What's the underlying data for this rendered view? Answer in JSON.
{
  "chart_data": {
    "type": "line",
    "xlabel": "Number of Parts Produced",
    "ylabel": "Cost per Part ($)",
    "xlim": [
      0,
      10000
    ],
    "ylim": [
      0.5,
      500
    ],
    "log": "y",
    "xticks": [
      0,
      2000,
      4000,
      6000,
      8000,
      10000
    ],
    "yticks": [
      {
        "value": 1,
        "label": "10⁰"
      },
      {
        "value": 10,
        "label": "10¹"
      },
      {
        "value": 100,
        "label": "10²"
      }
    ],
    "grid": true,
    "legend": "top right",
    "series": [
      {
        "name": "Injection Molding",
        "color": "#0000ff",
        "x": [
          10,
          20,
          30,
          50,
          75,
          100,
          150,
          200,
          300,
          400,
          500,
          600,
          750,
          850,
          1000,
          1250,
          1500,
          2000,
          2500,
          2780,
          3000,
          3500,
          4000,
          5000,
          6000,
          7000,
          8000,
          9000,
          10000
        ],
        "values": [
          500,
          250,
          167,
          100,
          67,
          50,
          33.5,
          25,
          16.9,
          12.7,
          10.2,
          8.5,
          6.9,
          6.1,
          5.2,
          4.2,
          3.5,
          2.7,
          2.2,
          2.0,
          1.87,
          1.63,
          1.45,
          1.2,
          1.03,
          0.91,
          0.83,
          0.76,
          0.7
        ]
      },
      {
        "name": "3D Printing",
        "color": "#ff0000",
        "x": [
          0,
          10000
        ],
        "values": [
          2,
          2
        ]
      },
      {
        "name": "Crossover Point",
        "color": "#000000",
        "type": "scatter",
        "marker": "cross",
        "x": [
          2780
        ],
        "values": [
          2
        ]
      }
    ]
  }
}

Request:
Count how many lines hold the string "color" and give that number alone.

Exercise output:
3